- [TEXT SECTION]:
--------------------------------------------------

There are several pit stops along this historic shoreline road
Chances are you haven't given much though to Route 9 unless you've bailed off a main road and zipped up this little back road to get where you needed to go. But this throughway, which stretches from Delaware through New York state and almost up to Canada, is chock full of those little out of the way places that make taking a drive up Route 9 such a delight. Hey, there was a reason Bruce Springsteen belted about being "sprung from cages on Highway 9, chrome wheeled, fuel injected and steppin' out over the line" in "Born to Run."
So skip Ocean Drive the next time you want to get from Cape May to Atlantic City without using the Garden State Parkway. You might learn a thing or two about what's in the Shore's own backyard.

--------------------------------------------------

- [Region boundary data]:
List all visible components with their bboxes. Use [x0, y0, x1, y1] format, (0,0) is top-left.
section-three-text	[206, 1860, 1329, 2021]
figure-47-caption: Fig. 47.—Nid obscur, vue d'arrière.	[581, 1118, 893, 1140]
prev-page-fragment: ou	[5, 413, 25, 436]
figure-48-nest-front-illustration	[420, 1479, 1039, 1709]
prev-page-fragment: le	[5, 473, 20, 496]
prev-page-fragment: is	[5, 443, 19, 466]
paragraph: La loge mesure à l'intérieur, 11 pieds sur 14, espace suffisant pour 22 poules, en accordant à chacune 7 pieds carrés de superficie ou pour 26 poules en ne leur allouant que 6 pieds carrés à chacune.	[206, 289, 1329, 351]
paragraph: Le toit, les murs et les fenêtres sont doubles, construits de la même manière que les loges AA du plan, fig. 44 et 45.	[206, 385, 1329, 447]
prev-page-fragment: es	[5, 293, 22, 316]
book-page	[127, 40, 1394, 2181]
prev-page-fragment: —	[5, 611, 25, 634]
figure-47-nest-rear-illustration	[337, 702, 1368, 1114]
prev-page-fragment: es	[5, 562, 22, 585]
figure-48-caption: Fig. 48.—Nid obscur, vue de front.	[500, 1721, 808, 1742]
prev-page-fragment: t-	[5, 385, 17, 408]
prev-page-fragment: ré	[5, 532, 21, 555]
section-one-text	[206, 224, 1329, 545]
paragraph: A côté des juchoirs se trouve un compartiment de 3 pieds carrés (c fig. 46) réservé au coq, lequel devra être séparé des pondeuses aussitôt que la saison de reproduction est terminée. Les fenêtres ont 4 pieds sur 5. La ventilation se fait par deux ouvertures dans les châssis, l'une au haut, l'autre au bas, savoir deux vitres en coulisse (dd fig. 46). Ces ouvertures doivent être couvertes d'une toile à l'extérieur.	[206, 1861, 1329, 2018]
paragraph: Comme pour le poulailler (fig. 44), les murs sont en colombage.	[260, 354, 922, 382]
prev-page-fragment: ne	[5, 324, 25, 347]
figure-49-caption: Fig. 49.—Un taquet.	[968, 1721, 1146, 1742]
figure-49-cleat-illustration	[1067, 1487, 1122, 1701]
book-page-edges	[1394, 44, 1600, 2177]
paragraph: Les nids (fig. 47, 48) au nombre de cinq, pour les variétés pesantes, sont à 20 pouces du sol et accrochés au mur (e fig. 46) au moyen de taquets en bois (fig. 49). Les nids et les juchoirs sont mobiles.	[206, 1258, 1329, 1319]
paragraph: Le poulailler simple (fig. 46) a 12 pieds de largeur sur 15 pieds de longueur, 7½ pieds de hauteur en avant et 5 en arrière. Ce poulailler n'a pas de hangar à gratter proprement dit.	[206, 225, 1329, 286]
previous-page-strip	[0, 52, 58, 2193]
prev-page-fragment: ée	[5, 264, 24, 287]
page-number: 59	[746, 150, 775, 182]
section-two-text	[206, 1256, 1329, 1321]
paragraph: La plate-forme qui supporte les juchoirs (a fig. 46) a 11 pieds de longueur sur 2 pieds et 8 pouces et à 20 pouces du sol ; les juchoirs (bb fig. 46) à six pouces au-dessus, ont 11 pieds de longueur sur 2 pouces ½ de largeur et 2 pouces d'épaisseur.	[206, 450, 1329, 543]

--------------------------------------------------

- [STATED TASK]: Write the next part of the piece on Route 9, picking up right after its last sentence. The rows are not needed here.

- [OUTPUT OF THE EXERCISE]:
A lot of people must have checked their heads at the door when they decided to build on the marshes. Instead of thriving wetland ecosystems, now we're stuck with big, ugly rental condos and shoobies. At least someone thought ahead that it might be a good idea not to build on these fragile grounds because in the 1980s, two wildlife refuges combined into the Edwin B. Forsythe National Wildlife Refuge. It covers 43,000 acres, and the headquarters are located right off Route 9 in Oceanville. For $4, you can tour the site via your car on an eight-mile continuous loop. You can also hike, bike, walk or run that trail -- just make sure that you bring your binoculars (or rent them) as the refuge is located in one of the Atlantic Flyway's most active flight paths. It attracts birds (and birders) from around the world. If eight miles sounds like too much, try one of the shorter, more wooded trails, like Jen's Trail (.75 miles loop) or the Songbird Trail (2.2 mile trail). The rangers offer guided tours, so check the refuge's Web site for more details.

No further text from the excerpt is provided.